| Prompt |
From the data below, copy each line that includes the word "försämras".

━━━━━ Extracted information

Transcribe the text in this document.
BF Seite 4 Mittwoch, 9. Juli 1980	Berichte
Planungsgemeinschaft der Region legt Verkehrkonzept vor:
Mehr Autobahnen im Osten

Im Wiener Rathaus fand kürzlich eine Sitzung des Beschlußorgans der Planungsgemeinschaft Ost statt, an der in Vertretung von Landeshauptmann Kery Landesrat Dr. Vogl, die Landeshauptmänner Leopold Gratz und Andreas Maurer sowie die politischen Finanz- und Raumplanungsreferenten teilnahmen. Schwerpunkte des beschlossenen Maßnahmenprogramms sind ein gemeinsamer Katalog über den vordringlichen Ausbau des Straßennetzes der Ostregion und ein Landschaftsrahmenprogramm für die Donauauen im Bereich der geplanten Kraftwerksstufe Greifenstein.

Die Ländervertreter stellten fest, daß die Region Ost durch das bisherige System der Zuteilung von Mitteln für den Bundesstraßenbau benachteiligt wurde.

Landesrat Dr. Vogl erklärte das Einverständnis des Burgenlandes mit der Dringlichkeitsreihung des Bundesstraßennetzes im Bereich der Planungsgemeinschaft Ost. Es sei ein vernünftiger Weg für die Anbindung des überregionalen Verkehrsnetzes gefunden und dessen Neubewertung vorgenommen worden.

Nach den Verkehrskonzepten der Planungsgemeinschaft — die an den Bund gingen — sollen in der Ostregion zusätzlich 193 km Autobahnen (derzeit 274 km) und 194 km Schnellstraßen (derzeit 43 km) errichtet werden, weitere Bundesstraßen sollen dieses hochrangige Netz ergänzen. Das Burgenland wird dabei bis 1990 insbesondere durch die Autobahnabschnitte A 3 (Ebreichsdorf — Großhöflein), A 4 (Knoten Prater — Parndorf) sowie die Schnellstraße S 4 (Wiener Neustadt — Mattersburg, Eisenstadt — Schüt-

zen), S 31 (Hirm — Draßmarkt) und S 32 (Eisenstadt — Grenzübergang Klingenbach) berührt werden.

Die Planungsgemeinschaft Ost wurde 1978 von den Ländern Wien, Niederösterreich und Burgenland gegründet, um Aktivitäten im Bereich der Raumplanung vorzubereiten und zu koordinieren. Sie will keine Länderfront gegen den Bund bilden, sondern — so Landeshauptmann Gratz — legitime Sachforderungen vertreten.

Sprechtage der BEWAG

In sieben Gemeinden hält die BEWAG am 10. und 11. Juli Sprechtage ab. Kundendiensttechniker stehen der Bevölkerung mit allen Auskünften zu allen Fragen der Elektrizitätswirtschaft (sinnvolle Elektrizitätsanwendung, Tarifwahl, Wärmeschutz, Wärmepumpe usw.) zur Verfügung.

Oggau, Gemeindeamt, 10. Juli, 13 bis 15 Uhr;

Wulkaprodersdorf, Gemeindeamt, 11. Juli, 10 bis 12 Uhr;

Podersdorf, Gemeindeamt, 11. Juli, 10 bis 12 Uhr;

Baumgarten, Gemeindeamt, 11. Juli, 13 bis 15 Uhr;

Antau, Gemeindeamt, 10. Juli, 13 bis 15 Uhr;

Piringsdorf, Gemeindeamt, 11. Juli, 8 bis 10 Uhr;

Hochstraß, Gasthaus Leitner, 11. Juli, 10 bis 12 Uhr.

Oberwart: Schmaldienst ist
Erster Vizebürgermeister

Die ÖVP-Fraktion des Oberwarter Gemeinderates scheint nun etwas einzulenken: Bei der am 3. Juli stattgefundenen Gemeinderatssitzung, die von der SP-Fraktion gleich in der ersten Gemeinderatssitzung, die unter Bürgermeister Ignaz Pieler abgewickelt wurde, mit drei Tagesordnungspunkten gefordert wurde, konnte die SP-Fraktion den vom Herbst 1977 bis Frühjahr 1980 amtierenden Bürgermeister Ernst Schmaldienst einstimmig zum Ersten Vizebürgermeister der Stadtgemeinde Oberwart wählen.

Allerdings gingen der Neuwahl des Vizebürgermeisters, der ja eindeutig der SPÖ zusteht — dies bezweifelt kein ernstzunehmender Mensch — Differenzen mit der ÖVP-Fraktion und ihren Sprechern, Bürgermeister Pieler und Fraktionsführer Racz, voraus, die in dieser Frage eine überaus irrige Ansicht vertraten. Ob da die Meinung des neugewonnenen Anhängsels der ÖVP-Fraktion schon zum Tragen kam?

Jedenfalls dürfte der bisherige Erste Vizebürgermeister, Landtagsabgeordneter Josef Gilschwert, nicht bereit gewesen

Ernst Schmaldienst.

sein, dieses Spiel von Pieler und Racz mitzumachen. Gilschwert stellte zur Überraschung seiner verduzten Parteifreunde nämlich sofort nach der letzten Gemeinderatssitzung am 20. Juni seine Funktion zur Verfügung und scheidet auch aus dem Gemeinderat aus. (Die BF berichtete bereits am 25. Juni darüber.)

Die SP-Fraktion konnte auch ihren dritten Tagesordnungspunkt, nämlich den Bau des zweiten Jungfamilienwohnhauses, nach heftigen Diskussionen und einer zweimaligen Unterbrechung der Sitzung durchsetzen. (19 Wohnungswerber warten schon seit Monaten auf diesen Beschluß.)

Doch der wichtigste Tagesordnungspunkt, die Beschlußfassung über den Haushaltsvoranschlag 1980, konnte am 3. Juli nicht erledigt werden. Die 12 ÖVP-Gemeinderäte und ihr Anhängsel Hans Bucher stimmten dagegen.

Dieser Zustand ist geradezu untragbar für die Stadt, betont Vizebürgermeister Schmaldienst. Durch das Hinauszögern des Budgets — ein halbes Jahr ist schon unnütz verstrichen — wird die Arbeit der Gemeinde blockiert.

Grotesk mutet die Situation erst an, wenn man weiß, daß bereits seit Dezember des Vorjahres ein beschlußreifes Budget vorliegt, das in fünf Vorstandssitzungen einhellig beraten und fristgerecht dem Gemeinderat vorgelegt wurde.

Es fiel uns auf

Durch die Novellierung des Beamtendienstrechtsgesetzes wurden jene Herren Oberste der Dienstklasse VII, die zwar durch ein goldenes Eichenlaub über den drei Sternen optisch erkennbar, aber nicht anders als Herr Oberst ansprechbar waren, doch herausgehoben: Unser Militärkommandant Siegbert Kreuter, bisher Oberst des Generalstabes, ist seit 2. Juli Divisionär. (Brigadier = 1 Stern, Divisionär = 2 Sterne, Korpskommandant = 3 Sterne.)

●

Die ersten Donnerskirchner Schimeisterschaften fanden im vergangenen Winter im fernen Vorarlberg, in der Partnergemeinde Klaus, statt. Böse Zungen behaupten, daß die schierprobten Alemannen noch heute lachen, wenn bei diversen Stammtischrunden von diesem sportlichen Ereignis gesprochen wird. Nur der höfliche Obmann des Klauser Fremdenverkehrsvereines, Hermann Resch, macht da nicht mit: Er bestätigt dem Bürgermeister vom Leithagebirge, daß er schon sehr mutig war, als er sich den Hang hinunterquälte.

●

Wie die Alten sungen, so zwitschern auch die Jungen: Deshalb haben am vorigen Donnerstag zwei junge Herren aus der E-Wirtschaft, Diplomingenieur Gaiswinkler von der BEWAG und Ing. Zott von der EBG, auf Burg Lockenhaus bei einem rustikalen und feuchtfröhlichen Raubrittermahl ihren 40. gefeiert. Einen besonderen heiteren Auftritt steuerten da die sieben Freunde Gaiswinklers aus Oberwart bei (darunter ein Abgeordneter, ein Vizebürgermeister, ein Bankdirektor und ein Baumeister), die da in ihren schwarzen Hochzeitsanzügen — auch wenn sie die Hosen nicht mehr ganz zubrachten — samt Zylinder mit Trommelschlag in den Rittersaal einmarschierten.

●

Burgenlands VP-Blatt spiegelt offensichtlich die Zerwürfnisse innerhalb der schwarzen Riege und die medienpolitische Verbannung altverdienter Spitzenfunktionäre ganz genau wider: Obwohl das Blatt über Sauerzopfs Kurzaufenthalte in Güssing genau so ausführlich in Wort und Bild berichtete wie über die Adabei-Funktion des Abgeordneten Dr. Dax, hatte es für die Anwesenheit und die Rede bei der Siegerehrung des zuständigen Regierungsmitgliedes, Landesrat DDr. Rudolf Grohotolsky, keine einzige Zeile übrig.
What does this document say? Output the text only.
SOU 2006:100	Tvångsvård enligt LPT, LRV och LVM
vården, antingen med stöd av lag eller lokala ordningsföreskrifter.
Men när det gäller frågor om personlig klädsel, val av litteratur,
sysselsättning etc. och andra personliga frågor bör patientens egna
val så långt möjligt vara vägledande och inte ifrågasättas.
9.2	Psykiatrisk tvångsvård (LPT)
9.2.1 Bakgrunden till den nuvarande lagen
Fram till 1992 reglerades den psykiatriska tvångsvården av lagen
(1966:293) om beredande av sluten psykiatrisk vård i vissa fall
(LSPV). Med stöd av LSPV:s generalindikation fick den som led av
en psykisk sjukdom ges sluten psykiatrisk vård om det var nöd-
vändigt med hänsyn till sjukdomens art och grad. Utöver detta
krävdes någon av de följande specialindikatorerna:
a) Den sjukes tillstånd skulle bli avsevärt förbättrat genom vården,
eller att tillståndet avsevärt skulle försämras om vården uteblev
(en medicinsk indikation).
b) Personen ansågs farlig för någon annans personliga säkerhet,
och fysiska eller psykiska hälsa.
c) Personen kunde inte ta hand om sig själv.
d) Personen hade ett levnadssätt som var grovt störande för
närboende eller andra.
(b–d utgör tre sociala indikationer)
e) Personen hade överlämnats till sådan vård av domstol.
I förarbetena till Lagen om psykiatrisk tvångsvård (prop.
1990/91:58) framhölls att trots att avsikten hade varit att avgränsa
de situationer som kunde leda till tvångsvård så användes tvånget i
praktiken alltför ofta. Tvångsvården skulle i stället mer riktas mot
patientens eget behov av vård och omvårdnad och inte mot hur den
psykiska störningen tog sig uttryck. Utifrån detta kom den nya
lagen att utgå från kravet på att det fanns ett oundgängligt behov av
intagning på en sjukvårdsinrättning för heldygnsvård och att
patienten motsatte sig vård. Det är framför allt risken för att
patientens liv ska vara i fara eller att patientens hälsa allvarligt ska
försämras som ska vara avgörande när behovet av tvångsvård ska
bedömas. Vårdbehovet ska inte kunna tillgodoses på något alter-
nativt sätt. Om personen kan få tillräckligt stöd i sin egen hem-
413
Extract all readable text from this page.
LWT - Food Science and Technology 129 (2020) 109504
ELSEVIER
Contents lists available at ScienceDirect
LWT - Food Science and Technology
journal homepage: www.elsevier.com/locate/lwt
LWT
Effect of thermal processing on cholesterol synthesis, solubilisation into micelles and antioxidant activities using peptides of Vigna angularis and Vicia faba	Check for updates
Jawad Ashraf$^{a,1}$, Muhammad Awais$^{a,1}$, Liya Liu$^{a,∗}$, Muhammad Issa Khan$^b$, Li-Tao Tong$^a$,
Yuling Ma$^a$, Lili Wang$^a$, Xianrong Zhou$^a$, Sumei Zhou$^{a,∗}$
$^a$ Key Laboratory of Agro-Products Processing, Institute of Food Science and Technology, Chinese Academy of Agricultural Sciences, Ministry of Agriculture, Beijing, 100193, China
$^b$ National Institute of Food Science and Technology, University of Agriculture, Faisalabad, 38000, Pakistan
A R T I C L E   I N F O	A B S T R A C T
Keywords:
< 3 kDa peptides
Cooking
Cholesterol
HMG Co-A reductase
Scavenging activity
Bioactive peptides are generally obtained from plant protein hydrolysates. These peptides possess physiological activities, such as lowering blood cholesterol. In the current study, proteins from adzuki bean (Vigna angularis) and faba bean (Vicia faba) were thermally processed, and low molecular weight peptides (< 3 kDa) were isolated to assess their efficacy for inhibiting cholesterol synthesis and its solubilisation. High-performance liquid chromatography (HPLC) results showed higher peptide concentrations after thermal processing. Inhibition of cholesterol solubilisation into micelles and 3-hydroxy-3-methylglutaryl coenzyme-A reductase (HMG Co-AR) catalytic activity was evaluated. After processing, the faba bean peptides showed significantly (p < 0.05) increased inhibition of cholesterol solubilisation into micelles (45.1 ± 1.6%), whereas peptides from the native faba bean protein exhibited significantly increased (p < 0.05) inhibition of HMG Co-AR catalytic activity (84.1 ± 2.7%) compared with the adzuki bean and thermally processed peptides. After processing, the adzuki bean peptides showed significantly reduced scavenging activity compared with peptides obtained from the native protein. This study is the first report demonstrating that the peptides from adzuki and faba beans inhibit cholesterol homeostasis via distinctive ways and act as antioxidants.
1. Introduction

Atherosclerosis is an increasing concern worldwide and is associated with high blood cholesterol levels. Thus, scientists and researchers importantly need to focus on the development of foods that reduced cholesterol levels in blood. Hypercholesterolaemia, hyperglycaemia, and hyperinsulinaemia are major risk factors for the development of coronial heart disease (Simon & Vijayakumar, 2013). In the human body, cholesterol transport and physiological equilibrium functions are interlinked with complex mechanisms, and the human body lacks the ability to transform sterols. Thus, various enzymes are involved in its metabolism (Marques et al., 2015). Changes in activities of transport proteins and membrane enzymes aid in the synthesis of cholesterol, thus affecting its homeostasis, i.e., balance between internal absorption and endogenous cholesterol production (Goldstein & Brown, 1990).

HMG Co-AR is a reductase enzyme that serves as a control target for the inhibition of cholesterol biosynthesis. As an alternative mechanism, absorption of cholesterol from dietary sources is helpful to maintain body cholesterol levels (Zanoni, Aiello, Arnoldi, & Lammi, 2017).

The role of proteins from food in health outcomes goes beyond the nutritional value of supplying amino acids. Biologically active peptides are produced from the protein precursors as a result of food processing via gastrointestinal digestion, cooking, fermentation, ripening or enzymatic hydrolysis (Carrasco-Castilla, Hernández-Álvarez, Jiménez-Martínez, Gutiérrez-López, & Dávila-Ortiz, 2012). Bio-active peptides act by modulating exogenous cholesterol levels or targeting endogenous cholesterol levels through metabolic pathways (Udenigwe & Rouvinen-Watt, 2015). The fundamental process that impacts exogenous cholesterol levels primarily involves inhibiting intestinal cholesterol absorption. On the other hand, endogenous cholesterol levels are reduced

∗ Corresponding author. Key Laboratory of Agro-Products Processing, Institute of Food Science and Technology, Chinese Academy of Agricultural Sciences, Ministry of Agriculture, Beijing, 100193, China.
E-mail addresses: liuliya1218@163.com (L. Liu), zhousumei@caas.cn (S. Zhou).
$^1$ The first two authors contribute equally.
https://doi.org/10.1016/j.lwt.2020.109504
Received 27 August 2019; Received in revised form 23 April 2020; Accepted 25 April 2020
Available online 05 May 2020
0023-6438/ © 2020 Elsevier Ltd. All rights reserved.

━━━━━━━━━━

| Exercise answer |
eller att tillståndet avsevärt skulle försämras om vården uteblev
försämras som ska vara avgörande när behovet av tvångsvård ska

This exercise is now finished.